▶ **WHAT THIS TASK INVOLVES**: Wherever the string "Petri" appears in a line, extract that line.

□ □ □

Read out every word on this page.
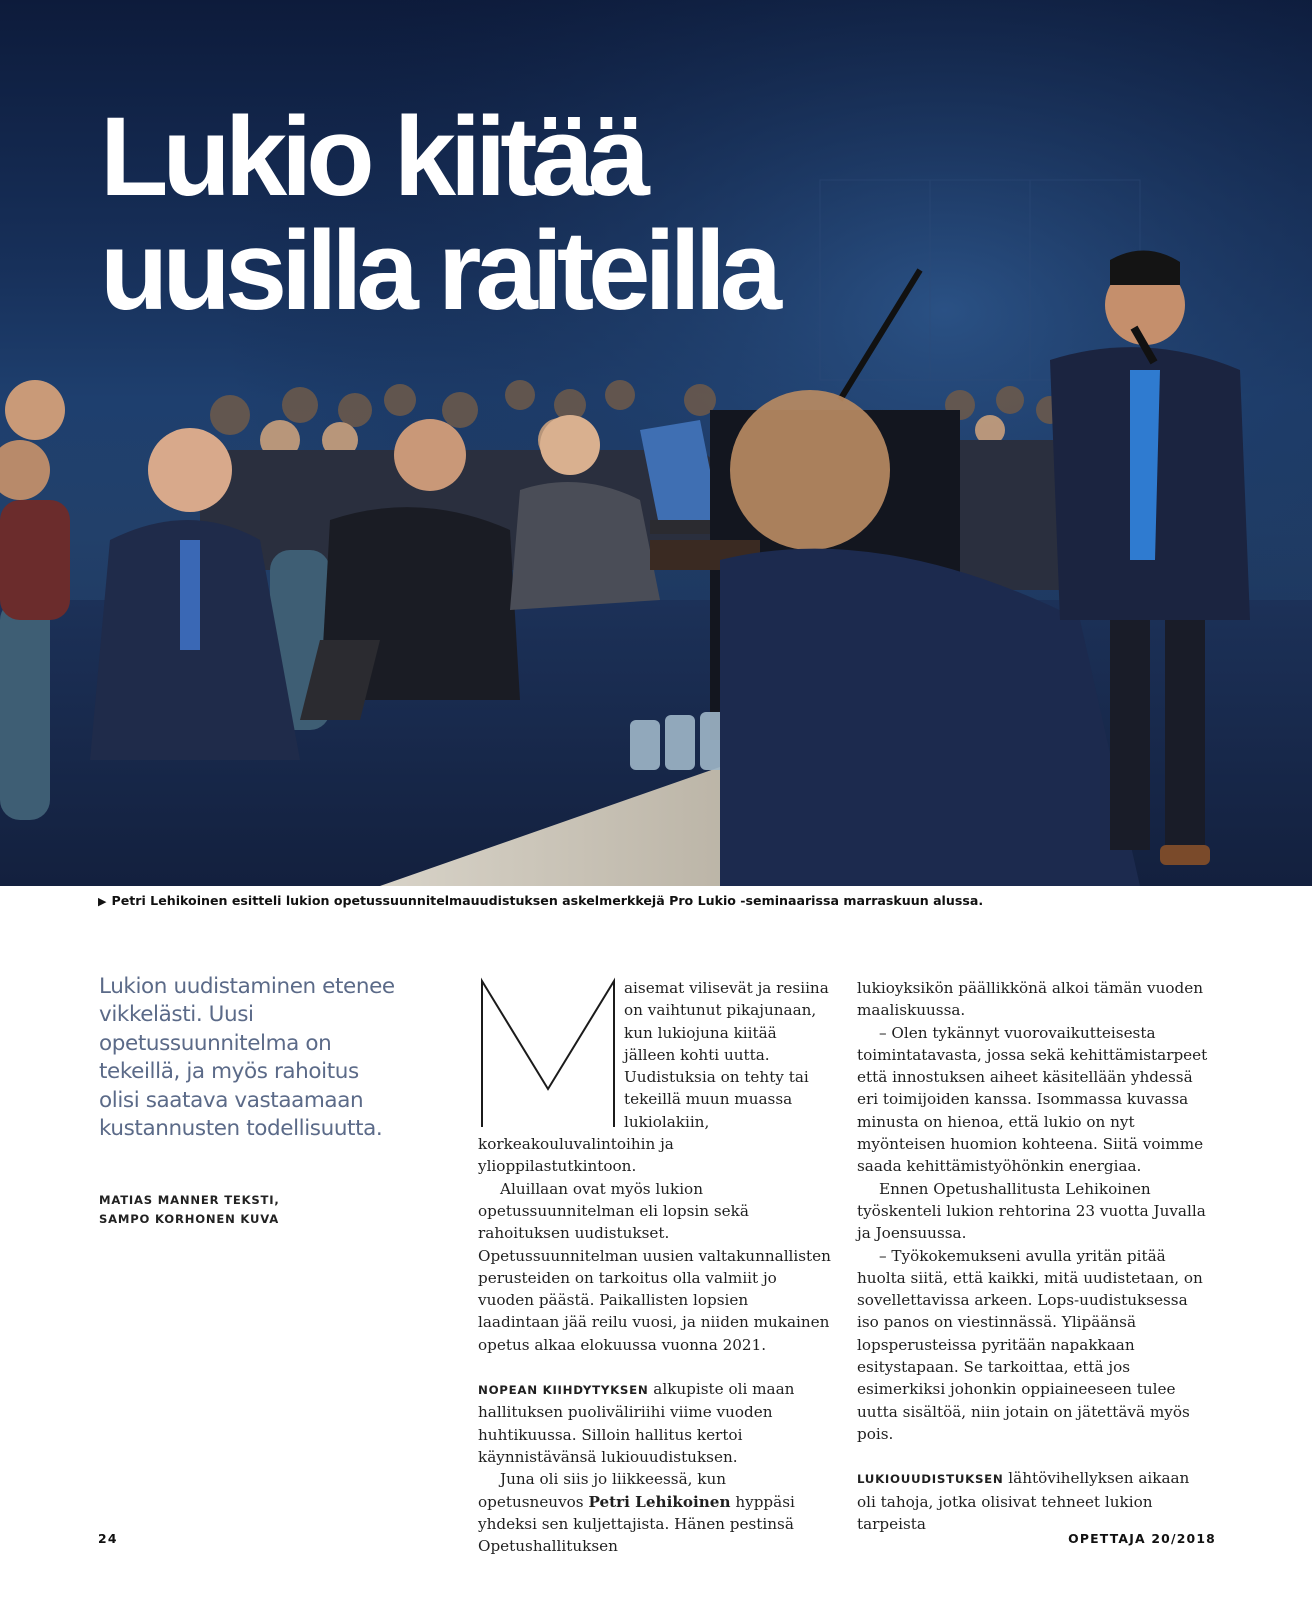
Lukio kiitää
uusilla raiteilla
▶ Petri Lehikoinen esitteli lukion opetussuunnitelmauudistuksen askelmerkkejä Pro Lukio -seminaarissa marraskuun alussa.
Lukion uudistaminen etenee vikkelästi. Uusi opetussuunnitelma on tekeillä, ja myös rahoitus olisi saatava vastaamaan kustannusten todellisuutta.
MATIAS MANNER TEKSTI,
SAMPO KORHONEN KUVA
M

aisemat vilisevät ja resiina on vaihtunut pikajunaan, kun lukiojuna kiitää jälleen kohti uutta. Uudistuksia on tehty tai tekeillä muun muassa lukiolakiin, korkeakouluvalintoihin ja ylioppilastutkintoon.

Aluillaan ovat myös lukion opetussuunnitelman eli lopsin sekä rahoituksen uudistukset. Opetussuunnitelman uusien valtakunnallisten perusteiden on tarkoitus olla valmiit jo vuoden päästä. Paikallisten lopsien laadintaan jää reilu vuosi, ja niiden mukainen opetus alkaa elokuussa vuonna 2021.

NOPEAN KIIHDYTYKSEN alkupiste oli maan hallituksen puoliväliriihi viime vuoden huhtikuussa. Silloin hallitus kertoi käynnistävänsä lukiouudistuksen.

Juna oli siis jo liikkeessä, kun opetusneuvos Petri Lehikoinen hyppäsi yhdeksi sen kuljettajista. Hänen pestinsä Opetushallituksen

lukioyksikön päällikkönä alkoi tämän vuoden maaliskuussa.

– Olen tykännyt vuorovaikutteisesta toimintatavasta, jossa sekä kehittämistarpeet että innostuksen aiheet käsitellään yhdessä eri toimijoiden kanssa. Isommassa kuvassa minusta on hienoa, että lukio on nyt myönteisen huomion kohteena. Siitä voimme saada kehittämistyöhönkin energiaa.

Ennen Opetushallitusta Lehikoinen työskenteli lukion rehtorina 23 vuotta Juvalla ja Joensuussa.

– Työkokemukseni avulla yritän pitää huolta siitä, että kaikki, mitä uudistetaan, on sovellettavissa arkeen. Lops-uudistuksessa iso panos on viestinnässä. Ylipäänsä lopsperusteissa pyritään napakkaan esitystapaan. Se tarkoittaa, että jos esimerkiksi johonkin oppiaineeseen tulee uutta sisältöä, niin jotain on jätettävä myös pois.

LUKIOUUDISTUKSEN lähtövihellyksen aikaan oli tahoja, jotka olisivat tehneet lukion tarpeista

24	OPETTAJA 20/2018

□ □ □

▶ **CORRECT RESPONSE**:
▶ Petri Lehikoinen esitteli lukion opetussuunnitelmauudistuksen askelmerkkejä Pro Lukio -seminaarissa marraskuun alussa.
Juna oli siis jo liikkeessä, kun opetusneuvos Petri Lehikoinen hyppäsi yhdeksi sen kuljettajista. Hänen pestinsä Opetushallituksen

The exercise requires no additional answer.